START Records to process
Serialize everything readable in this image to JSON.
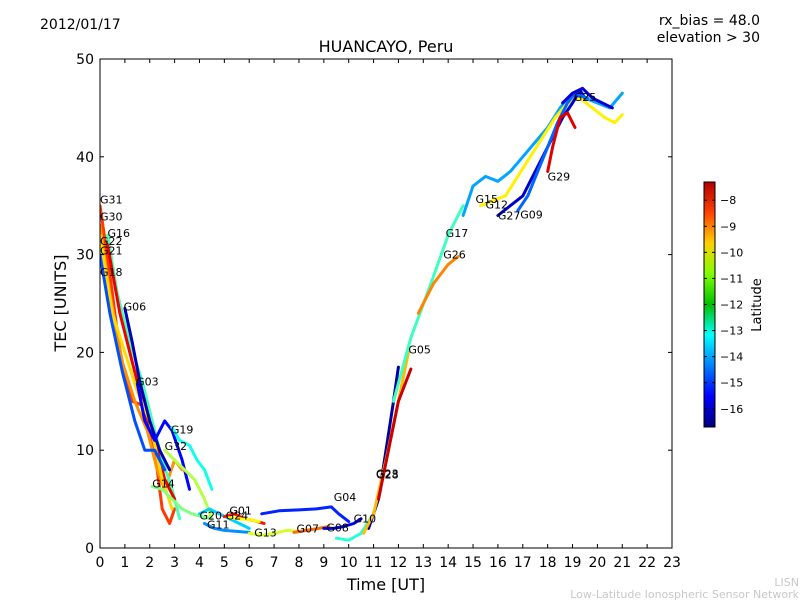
{
  "chart_data": {
    "type": "line",
    "date": "2012/01/17",
    "title": "HUANCAYO, Peru",
    "params": [
      "rx_bias = 48.0",
      "elevation > 30"
    ],
    "xlabel": "Time [UT]",
    "ylabel": "TEC [UNITS]",
    "xlim": [
      0,
      23
    ],
    "ylim": [
      0,
      50
    ],
    "xticks": [
      "0",
      "1",
      "2",
      "3",
      "4",
      "5",
      "6",
      "7",
      "8",
      "9",
      "10",
      "11",
      "12",
      "13",
      "14",
      "15",
      "16",
      "17",
      "18",
      "19",
      "20",
      "21",
      "22",
      "23"
    ],
    "yticks": [
      "0",
      "10",
      "20",
      "30",
      "40",
      "50"
    ],
    "colorbar": {
      "label": "Latitude",
      "range": [
        -16.7,
        -7.3
      ],
      "ticks": [
        "−8",
        "−9",
        "−10",
        "−11",
        "−12",
        "−13",
        "−14",
        "−15",
        "−16"
      ],
      "tick_values": [
        -8,
        -9,
        -10,
        -11,
        -12,
        -13,
        -14,
        -15,
        -16
      ]
    },
    "series": [
      {
        "name": "G31",
        "lat": -9.0,
        "points": [
          [
            0,
            35
          ],
          [
            0.4,
            28
          ],
          [
            0.8,
            20
          ],
          [
            1.3,
            15
          ],
          [
            1.8,
            14.5
          ],
          [
            2.2,
            10
          ],
          [
            2.5,
            4
          ],
          [
            2.8,
            2.5
          ],
          [
            3.0,
            4
          ]
        ]
      },
      {
        "name": "G30",
        "lat": -9.8,
        "points": [
          [
            0,
            33
          ],
          [
            0.4,
            26
          ],
          [
            0.9,
            19
          ],
          [
            1.4,
            15
          ],
          [
            1.9,
            12
          ],
          [
            2.3,
            8
          ],
          [
            2.6,
            6
          ],
          [
            3.0,
            9
          ],
          [
            3.3,
            8
          ]
        ]
      },
      {
        "name": "G16",
        "lat": -12.5,
        "points": [
          [
            0.3,
            32
          ],
          [
            0.7,
            26
          ],
          [
            1.2,
            21
          ],
          [
            1.7,
            17
          ],
          [
            2.1,
            13
          ],
          [
            2.5,
            9
          ],
          [
            2.9,
            6
          ],
          [
            3.2,
            3
          ]
        ]
      },
      {
        "name": "G22",
        "lat": -8.3,
        "points": [
          [
            0.3,
            31
          ],
          [
            0.8,
            24
          ],
          [
            1.3,
            19
          ],
          [
            1.8,
            14
          ],
          [
            2.2,
            11
          ],
          [
            2.6,
            7
          ],
          [
            3.0,
            5
          ]
        ]
      },
      {
        "name": "G21",
        "lat": -10.5,
        "points": [
          [
            0,
            32
          ],
          [
            0.5,
            24
          ],
          [
            1.0,
            20
          ],
          [
            1.5,
            16
          ],
          [
            2.0,
            13
          ],
          [
            2.5,
            7
          ],
          [
            2.9,
            4
          ]
        ]
      },
      {
        "name": "G18",
        "lat": -14.8,
        "points": [
          [
            0,
            30
          ],
          [
            0.4,
            24
          ],
          [
            0.9,
            18
          ],
          [
            1.4,
            13
          ],
          [
            1.8,
            10
          ],
          [
            2.2,
            10
          ],
          [
            2.6,
            8
          ]
        ]
      },
      {
        "name": "G06",
        "lat": -16.2,
        "points": [
          [
            1.0,
            24.5
          ],
          [
            1.3,
            21
          ],
          [
            1.6,
            17
          ],
          [
            2.0,
            13
          ],
          [
            2.4,
            10
          ],
          [
            2.8,
            8
          ]
        ]
      },
      {
        "name": "G03",
        "lat": -15.5,
        "points": [
          [
            1.5,
            16.8
          ],
          [
            1.8,
            13
          ],
          [
            2.2,
            11
          ],
          [
            2.6,
            13
          ],
          [
            2.9,
            12
          ],
          [
            3.3,
            9
          ],
          [
            3.6,
            6
          ]
        ]
      },
      {
        "name": "G19",
        "lat": -13.0,
        "points": [
          [
            2.9,
            12.3
          ],
          [
            3.2,
            11
          ],
          [
            3.6,
            10.5
          ],
          [
            3.9,
            9
          ],
          [
            4.2,
            8
          ],
          [
            4.5,
            6
          ]
        ]
      },
      {
        "name": "G32",
        "lat": -11.5,
        "points": [
          [
            2.6,
            10
          ],
          [
            3.0,
            9
          ],
          [
            3.4,
            8
          ],
          [
            3.8,
            7
          ],
          [
            4.2,
            5
          ],
          [
            4.5,
            3
          ]
        ]
      },
      {
        "name": "G14",
        "lat": -12.0,
        "points": [
          [
            2.1,
            6.3
          ],
          [
            2.5,
            6
          ],
          [
            2.9,
            5
          ],
          [
            3.3,
            4
          ],
          [
            3.7,
            3.5
          ],
          [
            4.1,
            3.2
          ],
          [
            4.5,
            3
          ]
        ]
      },
      {
        "name": "G20",
        "lat": -13.6,
        "points": [
          [
            4.0,
            3.5
          ],
          [
            4.4,
            4
          ],
          [
            4.8,
            3.5
          ],
          [
            5.2,
            3
          ],
          [
            5.6,
            2.5
          ],
          [
            6.0,
            2
          ]
        ]
      },
      {
        "name": "G11",
        "lat": -14.2,
        "points": [
          [
            4.2,
            2.5
          ],
          [
            4.6,
            2
          ],
          [
            5.0,
            1.8
          ],
          [
            5.5,
            1.7
          ],
          [
            6.0,
            1.6
          ]
        ]
      },
      {
        "name": "G01",
        "lat": -8.7,
        "points": [
          [
            5.0,
            3.2
          ],
          [
            5.4,
            3.5
          ],
          [
            5.8,
            3
          ],
          [
            6.2,
            2.8
          ],
          [
            6.6,
            2.5
          ]
        ]
      },
      {
        "name": "G24",
        "lat": -10.8,
        "points": [
          [
            5.2,
            3.1
          ],
          [
            5.6,
            3
          ],
          [
            6.0,
            2.9
          ],
          [
            6.4,
            2.7
          ]
        ]
      },
      {
        "name": "G13",
        "lat": -11.2,
        "points": [
          [
            6.0,
            1.5
          ],
          [
            6.5,
            1.3
          ],
          [
            7.0,
            1.5
          ],
          [
            7.5,
            1.8
          ],
          [
            8.0,
            1.7
          ]
        ]
      },
      {
        "name": "G07",
        "lat": -9.5,
        "points": [
          [
            7.8,
            1.6
          ],
          [
            8.3,
            1.8
          ],
          [
            8.8,
            2
          ],
          [
            9.2,
            2.2
          ]
        ]
      },
      {
        "name": "G08",
        "lat": -15.8,
        "points": [
          [
            9.0,
            2
          ],
          [
            9.4,
            2
          ],
          [
            9.8,
            2.2
          ],
          [
            10.2,
            2.5
          ],
          [
            10.5,
            3
          ]
        ]
      },
      {
        "name": "G04",
        "lat": -15.2,
        "points": [
          [
            6.5,
            3.5
          ],
          [
            7.2,
            3.8
          ],
          [
            8.0,
            3.9
          ],
          [
            8.7,
            4
          ],
          [
            9.3,
            4.2
          ],
          [
            9.6,
            3.5
          ],
          [
            10.0,
            2.7
          ]
        ]
      },
      {
        "name": "G10",
        "lat": -12.8,
        "points": [
          [
            9.5,
            1
          ],
          [
            10.0,
            0.8
          ],
          [
            10.5,
            1.5
          ],
          [
            11.0,
            3.5
          ],
          [
            11.3,
            6
          ]
        ]
      },
      {
        "name": "G28",
        "lat": -16.4,
        "points": [
          [
            10.8,
            2
          ],
          [
            11.2,
            5
          ],
          [
            11.5,
            10
          ],
          [
            11.8,
            15
          ],
          [
            12.0,
            18.5
          ]
        ]
      },
      {
        "name": "G05",
        "lat": -10.2,
        "points": [
          [
            10.6,
            1.5
          ],
          [
            11.0,
            3.5
          ],
          [
            11.5,
            9
          ],
          [
            12.0,
            15
          ],
          [
            12.4,
            20
          ]
        ]
      },
      {
        "name": "G23",
        "lat": -8.0,
        "points": [
          [
            11.2,
            5
          ],
          [
            11.6,
            10
          ],
          [
            12.0,
            15
          ],
          [
            12.5,
            18.3
          ]
        ]
      },
      {
        "name": "G17",
        "lat": -12.6,
        "points": [
          [
            11.8,
            15
          ],
          [
            12.5,
            21.5
          ],
          [
            13.3,
            27
          ],
          [
            14.0,
            32
          ],
          [
            14.6,
            35
          ]
        ]
      },
      {
        "name": "G26",
        "lat": -9.7,
        "points": [
          [
            12.8,
            24
          ],
          [
            13.4,
            27
          ],
          [
            14.0,
            29
          ],
          [
            14.4,
            29.8
          ]
        ]
      },
      {
        "name": "G15",
        "lat": -14.0,
        "points": [
          [
            14.6,
            34
          ],
          [
            15.0,
            37
          ],
          [
            15.5,
            38
          ],
          [
            16.0,
            37.5
          ],
          [
            16.5,
            38.5
          ],
          [
            17.0,
            40
          ],
          [
            17.5,
            41.5
          ],
          [
            18.0,
            43
          ],
          [
            18.5,
            45
          ],
          [
            19.0,
            46.5
          ],
          [
            19.5,
            46
          ],
          [
            20.0,
            45.5
          ],
          [
            20.5,
            45
          ],
          [
            21.0,
            46.5
          ]
        ]
      },
      {
        "name": "G12",
        "lat": -10.7,
        "points": [
          [
            15.3,
            35
          ],
          [
            15.8,
            35.5
          ],
          [
            16.3,
            36
          ],
          [
            16.8,
            38
          ],
          [
            17.3,
            40
          ],
          [
            17.8,
            42
          ],
          [
            18.3,
            44
          ],
          [
            18.8,
            45.5
          ],
          [
            19.3,
            46
          ],
          [
            19.8,
            45
          ],
          [
            20.3,
            44
          ],
          [
            20.7,
            43.5
          ],
          [
            21.0,
            44.3
          ]
        ]
      },
      {
        "name": "G27",
        "lat": -16.0,
        "points": [
          [
            16.0,
            34
          ],
          [
            16.5,
            35
          ],
          [
            17.0,
            36
          ],
          [
            17.4,
            38
          ],
          [
            17.8,
            40
          ],
          [
            18.2,
            42
          ],
          [
            18.6,
            44
          ],
          [
            19.0,
            45.5
          ],
          [
            19.3,
            46.8
          ],
          [
            19.5,
            46
          ]
        ]
      },
      {
        "name": "G09",
        "lat": -14.6,
        "points": [
          [
            16.8,
            34.5
          ],
          [
            17.2,
            36
          ],
          [
            17.6,
            38.5
          ],
          [
            18.0,
            41
          ],
          [
            18.4,
            43.5
          ],
          [
            18.8,
            45.5
          ],
          [
            19.1,
            46.5
          ],
          [
            19.6,
            46
          ]
        ]
      },
      {
        "name": "G29",
        "lat": -8.2,
        "points": [
          [
            18.0,
            38.5
          ],
          [
            18.2,
            41
          ],
          [
            18.5,
            44
          ],
          [
            18.8,
            44.5
          ],
          [
            19.1,
            43
          ]
        ]
      },
      {
        "name": "G25",
        "lat": -15.9,
        "points": [
          [
            18.6,
            45.5
          ],
          [
            19.0,
            46.5
          ],
          [
            19.4,
            47
          ],
          [
            19.8,
            46
          ],
          [
            20.2,
            45.5
          ],
          [
            20.6,
            45
          ]
        ]
      }
    ],
    "annotations": [
      {
        "text": "G31",
        "x": 0.0,
        "y": 35.2
      },
      {
        "text": "G30",
        "x": 0.0,
        "y": 33.5
      },
      {
        "text": "G16",
        "x": 0.3,
        "y": 31.8
      },
      {
        "text": "G22",
        "x": 0.0,
        "y": 31.0
      },
      {
        "text": "G21",
        "x": 0.0,
        "y": 30.0
      },
      {
        "text": "G18",
        "x": 0.0,
        "y": 27.8
      },
      {
        "text": "G06",
        "x": 0.95,
        "y": 24.3
      },
      {
        "text": "G03",
        "x": 1.45,
        "y": 16.6
      },
      {
        "text": "G19",
        "x": 2.85,
        "y": 11.7
      },
      {
        "text": "G32",
        "x": 2.6,
        "y": 10.0
      },
      {
        "text": "G14",
        "x": 2.1,
        "y": 6.2
      },
      {
        "text": "G20",
        "x": 4.0,
        "y": 2.9
      },
      {
        "text": "G11",
        "x": 4.3,
        "y": 2.0
      },
      {
        "text": "G01",
        "x": 5.2,
        "y": 3.4
      },
      {
        "text": "G24",
        "x": 5.05,
        "y": 2.9
      },
      {
        "text": "G13",
        "x": 6.2,
        "y": 1.2
      },
      {
        "text": "G07",
        "x": 7.9,
        "y": 1.6
      },
      {
        "text": "G08",
        "x": 9.1,
        "y": 1.7
      },
      {
        "text": "G10",
        "x": 10.2,
        "y": 2.6
      },
      {
        "text": "G04",
        "x": 9.4,
        "y": 4.8
      },
      {
        "text": "G28",
        "x": 11.1,
        "y": 7.1
      },
      {
        "text": "G23",
        "x": 11.1,
        "y": 7.2
      },
      {
        "text": "G05",
        "x": 12.4,
        "y": 19.9
      },
      {
        "text": "G17",
        "x": 13.9,
        "y": 31.8
      },
      {
        "text": "G26",
        "x": 13.8,
        "y": 29.6
      },
      {
        "text": "G15",
        "x": 15.1,
        "y": 35.3
      },
      {
        "text": "G12",
        "x": 15.5,
        "y": 34.7
      },
      {
        "text": "G27",
        "x": 16.0,
        "y": 33.6
      },
      {
        "text": "G09",
        "x": 16.9,
        "y": 33.7
      },
      {
        "text": "G29",
        "x": 18.0,
        "y": 37.6
      },
      {
        "text": "G25",
        "x": 19.05,
        "y": 45.7
      }
    ]
  },
  "footer": {
    "acronym": "LISN",
    "network": "Low-Latitude Ionospheric Sensor Network"
  }
}
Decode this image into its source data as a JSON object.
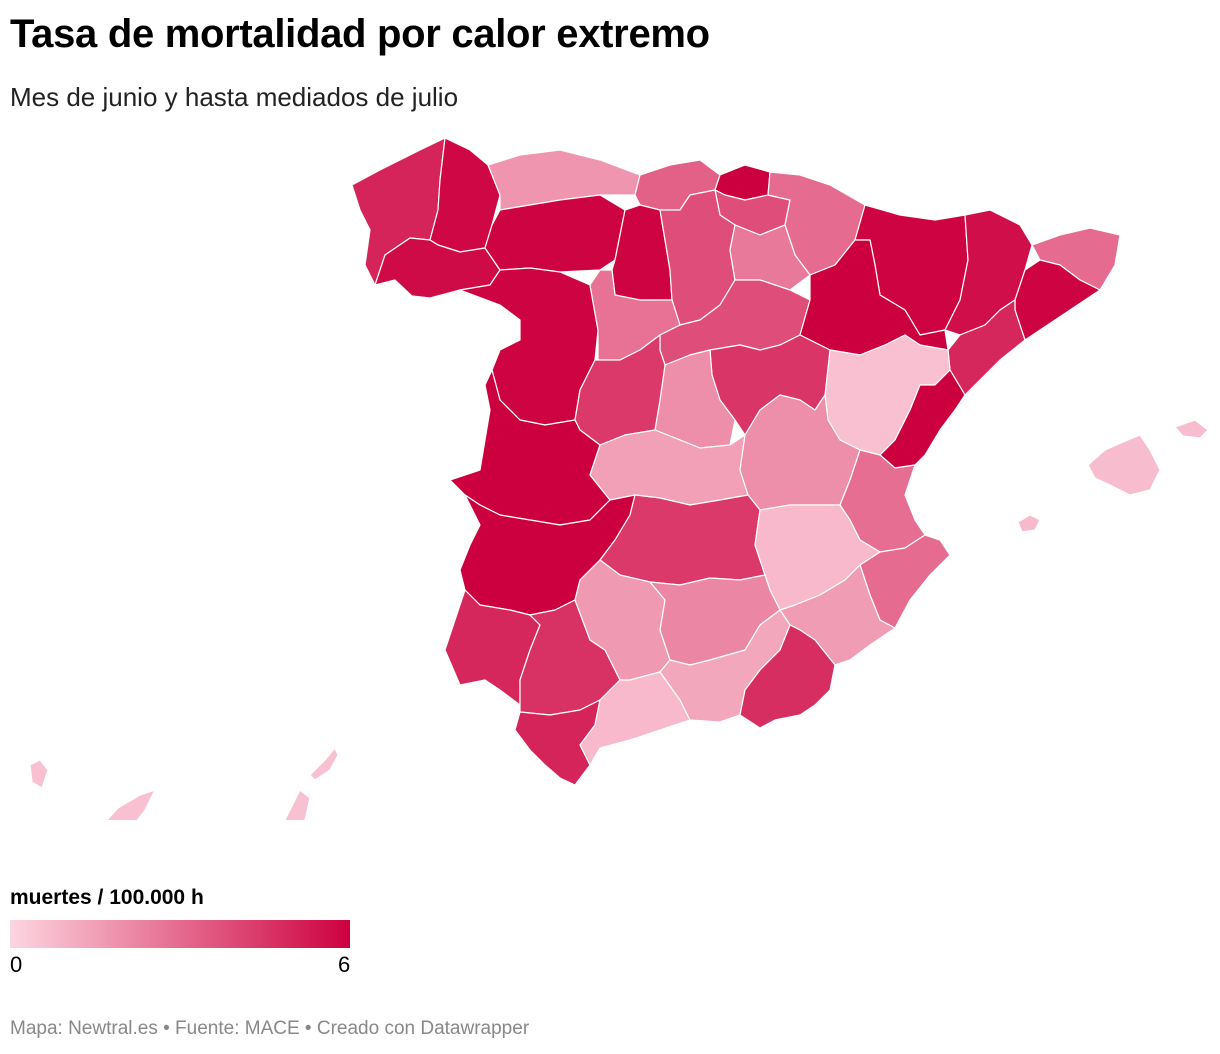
{
  "title": "Tasa de mortalidad por calor extremo",
  "subtitle": "Mes de junio y hasta mediados de julio",
  "legend": {
    "title": "muertes / 100.000 h",
    "min_label": "0",
    "max_label": "6",
    "min": 0,
    "max": 6,
    "color_low": "#fdd5e0",
    "color_high": "#cd003f"
  },
  "footer": "Mapa: Newtral.es • Fuente: MACE • Creado con Datawrapper",
  "regions": [
    {
      "id": "galicia-norte",
      "value": 5.0
    },
    {
      "id": "galicia-lugo",
      "value": 5.8
    },
    {
      "id": "galicia-sur",
      "value": 5.7
    },
    {
      "id": "asturias",
      "value": 1.8
    },
    {
      "id": "cantabria",
      "value": 3.3
    },
    {
      "id": "bizkaia",
      "value": 6.0
    },
    {
      "id": "alava-gipuzkoa",
      "value": 3.8
    },
    {
      "id": "navarra",
      "value": 3.0
    },
    {
      "id": "leon",
      "value": 5.9
    },
    {
      "id": "palencia",
      "value": 5.9
    },
    {
      "id": "burgos",
      "value": 3.8
    },
    {
      "id": "zamora-salamanca",
      "value": 5.9
    },
    {
      "id": "valladolid",
      "value": 2.8
    },
    {
      "id": "soria",
      "value": 2.6
    },
    {
      "id": "segovia",
      "value": 3.8
    },
    {
      "id": "huesca",
      "value": 5.9
    },
    {
      "id": "zaragoza",
      "value": 6.0
    },
    {
      "id": "lleida",
      "value": 5.6
    },
    {
      "id": "girona",
      "value": 3.0
    },
    {
      "id": "barcelona",
      "value": 5.9
    },
    {
      "id": "tarragona",
      "value": 4.9
    },
    {
      "id": "teruel",
      "value": 0.6
    },
    {
      "id": "castellon",
      "value": 6.0
    },
    {
      "id": "guadalajara",
      "value": 4.5
    },
    {
      "id": "madrid",
      "value": 2.0
    },
    {
      "id": "avila",
      "value": 4.4
    },
    {
      "id": "caceres",
      "value": 6.0
    },
    {
      "id": "toledo",
      "value": 1.5
    },
    {
      "id": "cuenca",
      "value": 2.0
    },
    {
      "id": "valencia",
      "value": 2.9
    },
    {
      "id": "badajoz",
      "value": 6.0
    },
    {
      "id": "ciudad-real",
      "value": 4.4
    },
    {
      "id": "albacete",
      "value": 0.8
    },
    {
      "id": "alicante",
      "value": 3.0
    },
    {
      "id": "huelva",
      "value": 4.9
    },
    {
      "id": "sevilla",
      "value": 4.6
    },
    {
      "id": "cordoba",
      "value": 1.7
    },
    {
      "id": "jaen",
      "value": 2.2
    },
    {
      "id": "murcia",
      "value": 1.6
    },
    {
      "id": "cadiz",
      "value": 5.0
    },
    {
      "id": "malaga",
      "value": 0.8
    },
    {
      "id": "granada",
      "value": 1.3
    },
    {
      "id": "almeria",
      "value": 4.7
    },
    {
      "id": "mallorca",
      "value": 0.7
    },
    {
      "id": "ibiza",
      "value": 0.8
    },
    {
      "id": "canarias",
      "value": 0.6
    }
  ]
}
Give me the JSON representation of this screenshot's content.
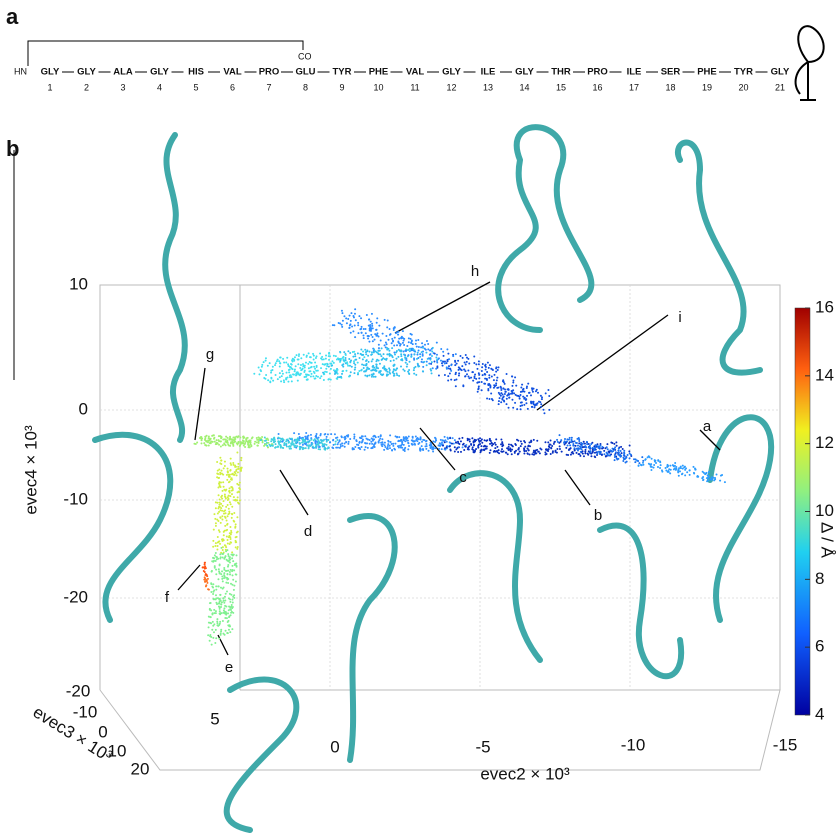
END Records to process
Using the records given above, list every line that includes the word "image".

> Written answer
Serialize everything readable in this image to JSON.
Decode this image into its source data as a JSON object.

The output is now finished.